**Set problem**. Copy each line of the entries beneath that contains the word "JSON".

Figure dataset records

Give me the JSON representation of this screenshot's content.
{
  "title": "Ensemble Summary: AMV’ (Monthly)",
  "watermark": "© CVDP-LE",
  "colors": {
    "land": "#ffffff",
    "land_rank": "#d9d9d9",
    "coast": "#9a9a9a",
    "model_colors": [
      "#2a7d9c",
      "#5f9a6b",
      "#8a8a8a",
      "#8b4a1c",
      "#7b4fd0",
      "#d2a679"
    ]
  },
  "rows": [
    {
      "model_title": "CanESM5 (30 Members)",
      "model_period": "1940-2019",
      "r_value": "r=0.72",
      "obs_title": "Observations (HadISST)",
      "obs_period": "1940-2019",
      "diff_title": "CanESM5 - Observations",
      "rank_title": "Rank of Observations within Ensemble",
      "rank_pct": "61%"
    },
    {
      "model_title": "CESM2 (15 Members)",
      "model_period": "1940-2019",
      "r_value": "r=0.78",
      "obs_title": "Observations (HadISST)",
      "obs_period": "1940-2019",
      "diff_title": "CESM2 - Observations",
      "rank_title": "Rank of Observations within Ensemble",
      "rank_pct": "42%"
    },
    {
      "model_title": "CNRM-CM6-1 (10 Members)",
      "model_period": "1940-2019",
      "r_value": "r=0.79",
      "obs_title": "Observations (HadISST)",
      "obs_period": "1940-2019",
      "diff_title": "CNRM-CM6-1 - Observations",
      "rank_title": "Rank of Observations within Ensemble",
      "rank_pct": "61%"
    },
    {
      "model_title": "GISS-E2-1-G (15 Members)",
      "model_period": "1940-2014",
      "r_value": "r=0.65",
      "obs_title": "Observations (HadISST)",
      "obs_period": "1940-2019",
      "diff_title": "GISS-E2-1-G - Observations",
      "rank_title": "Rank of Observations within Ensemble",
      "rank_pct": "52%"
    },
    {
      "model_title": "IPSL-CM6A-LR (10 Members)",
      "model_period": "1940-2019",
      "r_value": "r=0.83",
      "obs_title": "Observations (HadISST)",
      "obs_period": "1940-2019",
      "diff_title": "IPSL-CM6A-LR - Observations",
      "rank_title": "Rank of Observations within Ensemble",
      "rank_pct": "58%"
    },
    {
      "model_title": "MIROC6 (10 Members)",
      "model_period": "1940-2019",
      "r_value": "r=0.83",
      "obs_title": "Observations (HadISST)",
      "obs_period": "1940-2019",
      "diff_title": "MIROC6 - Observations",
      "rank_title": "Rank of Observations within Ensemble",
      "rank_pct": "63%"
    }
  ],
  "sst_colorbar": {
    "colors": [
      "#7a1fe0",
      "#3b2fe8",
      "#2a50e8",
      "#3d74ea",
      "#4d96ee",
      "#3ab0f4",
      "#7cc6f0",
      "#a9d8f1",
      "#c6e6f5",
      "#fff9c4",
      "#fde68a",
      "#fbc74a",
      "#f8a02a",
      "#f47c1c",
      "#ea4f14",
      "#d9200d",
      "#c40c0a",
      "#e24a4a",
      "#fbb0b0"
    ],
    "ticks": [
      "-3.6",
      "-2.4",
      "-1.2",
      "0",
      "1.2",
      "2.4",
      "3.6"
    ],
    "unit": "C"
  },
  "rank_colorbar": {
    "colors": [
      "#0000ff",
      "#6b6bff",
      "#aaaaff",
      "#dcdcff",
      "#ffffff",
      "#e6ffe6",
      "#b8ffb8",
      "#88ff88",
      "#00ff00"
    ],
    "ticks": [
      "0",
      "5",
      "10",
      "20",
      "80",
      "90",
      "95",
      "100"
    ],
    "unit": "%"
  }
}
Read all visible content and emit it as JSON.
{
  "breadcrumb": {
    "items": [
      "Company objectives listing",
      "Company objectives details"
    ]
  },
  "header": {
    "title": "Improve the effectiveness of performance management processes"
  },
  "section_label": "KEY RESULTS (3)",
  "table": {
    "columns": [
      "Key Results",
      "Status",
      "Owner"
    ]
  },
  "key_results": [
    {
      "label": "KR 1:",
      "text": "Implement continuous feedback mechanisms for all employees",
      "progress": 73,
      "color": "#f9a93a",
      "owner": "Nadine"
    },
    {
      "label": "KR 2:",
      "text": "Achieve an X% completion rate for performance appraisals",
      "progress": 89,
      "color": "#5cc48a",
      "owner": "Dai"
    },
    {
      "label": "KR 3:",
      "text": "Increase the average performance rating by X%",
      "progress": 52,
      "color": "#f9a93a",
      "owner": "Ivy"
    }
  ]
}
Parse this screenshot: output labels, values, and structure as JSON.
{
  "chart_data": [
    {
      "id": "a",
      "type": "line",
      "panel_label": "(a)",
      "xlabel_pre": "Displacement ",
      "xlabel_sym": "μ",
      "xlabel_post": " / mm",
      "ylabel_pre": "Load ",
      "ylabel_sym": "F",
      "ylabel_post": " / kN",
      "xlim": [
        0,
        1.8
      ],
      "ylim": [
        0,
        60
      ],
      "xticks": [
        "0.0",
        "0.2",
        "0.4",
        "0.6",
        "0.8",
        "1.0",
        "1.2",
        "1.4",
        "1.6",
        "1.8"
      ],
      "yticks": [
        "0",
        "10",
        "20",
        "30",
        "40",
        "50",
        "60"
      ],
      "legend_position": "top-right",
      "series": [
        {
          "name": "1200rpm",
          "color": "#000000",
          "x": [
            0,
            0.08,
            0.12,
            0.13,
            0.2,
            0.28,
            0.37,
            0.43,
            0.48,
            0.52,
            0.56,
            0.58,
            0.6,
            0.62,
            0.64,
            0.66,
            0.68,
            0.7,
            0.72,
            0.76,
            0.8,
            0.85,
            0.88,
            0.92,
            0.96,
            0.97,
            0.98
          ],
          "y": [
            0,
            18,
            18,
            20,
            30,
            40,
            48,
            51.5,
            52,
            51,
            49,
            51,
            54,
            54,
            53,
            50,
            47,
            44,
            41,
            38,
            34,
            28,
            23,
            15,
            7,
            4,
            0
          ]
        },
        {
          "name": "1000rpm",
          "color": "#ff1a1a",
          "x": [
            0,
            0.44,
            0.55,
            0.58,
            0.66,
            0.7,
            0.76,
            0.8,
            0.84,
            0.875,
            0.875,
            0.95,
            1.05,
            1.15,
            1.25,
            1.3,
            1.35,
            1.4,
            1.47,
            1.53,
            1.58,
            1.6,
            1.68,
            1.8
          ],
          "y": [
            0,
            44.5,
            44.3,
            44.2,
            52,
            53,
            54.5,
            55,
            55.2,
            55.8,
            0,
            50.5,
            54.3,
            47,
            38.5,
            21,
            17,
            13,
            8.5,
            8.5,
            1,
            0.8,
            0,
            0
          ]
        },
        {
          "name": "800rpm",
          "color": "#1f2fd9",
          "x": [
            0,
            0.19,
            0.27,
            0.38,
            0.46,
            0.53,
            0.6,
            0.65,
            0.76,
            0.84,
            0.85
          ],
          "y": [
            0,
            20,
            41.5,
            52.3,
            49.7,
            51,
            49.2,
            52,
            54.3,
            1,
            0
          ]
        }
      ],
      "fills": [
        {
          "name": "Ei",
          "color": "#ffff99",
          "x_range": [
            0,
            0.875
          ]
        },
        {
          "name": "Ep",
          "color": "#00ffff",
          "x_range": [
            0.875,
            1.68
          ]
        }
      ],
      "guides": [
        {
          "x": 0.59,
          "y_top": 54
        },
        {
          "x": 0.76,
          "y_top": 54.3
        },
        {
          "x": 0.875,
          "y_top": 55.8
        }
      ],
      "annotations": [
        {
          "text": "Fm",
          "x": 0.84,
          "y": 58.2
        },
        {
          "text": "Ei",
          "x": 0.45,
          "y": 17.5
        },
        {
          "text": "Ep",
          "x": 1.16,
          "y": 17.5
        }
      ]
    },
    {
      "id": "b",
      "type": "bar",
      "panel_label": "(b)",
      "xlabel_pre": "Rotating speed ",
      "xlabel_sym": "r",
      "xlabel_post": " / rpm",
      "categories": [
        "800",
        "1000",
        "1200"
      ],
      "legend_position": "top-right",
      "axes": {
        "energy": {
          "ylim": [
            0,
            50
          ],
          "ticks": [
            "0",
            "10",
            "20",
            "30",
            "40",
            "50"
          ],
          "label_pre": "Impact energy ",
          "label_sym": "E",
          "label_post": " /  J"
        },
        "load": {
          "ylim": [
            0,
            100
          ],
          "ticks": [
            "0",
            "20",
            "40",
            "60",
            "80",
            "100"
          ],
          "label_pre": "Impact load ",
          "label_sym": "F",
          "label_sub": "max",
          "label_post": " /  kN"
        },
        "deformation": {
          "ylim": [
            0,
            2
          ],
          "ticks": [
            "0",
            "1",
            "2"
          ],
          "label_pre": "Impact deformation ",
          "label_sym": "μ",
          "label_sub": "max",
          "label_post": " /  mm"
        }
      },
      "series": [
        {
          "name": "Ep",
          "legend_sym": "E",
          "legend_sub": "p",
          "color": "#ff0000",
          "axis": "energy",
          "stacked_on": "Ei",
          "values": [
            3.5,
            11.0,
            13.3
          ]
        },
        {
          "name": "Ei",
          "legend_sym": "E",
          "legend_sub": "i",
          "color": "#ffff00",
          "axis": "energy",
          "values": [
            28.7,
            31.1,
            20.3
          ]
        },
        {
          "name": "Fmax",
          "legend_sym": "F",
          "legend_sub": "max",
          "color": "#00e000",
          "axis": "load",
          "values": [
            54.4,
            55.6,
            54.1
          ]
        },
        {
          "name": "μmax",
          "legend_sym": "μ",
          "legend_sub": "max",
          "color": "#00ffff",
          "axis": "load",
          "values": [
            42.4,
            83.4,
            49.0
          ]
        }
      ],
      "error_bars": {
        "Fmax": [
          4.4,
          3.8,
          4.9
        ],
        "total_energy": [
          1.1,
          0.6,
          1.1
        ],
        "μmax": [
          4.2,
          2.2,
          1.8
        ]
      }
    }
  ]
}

**Response to the task**.
Give me the JSON representation of this screenshot's content.
Read all visible content and emit it as JSON.
Parse this screenshot: output labels, values, and structure as JSON.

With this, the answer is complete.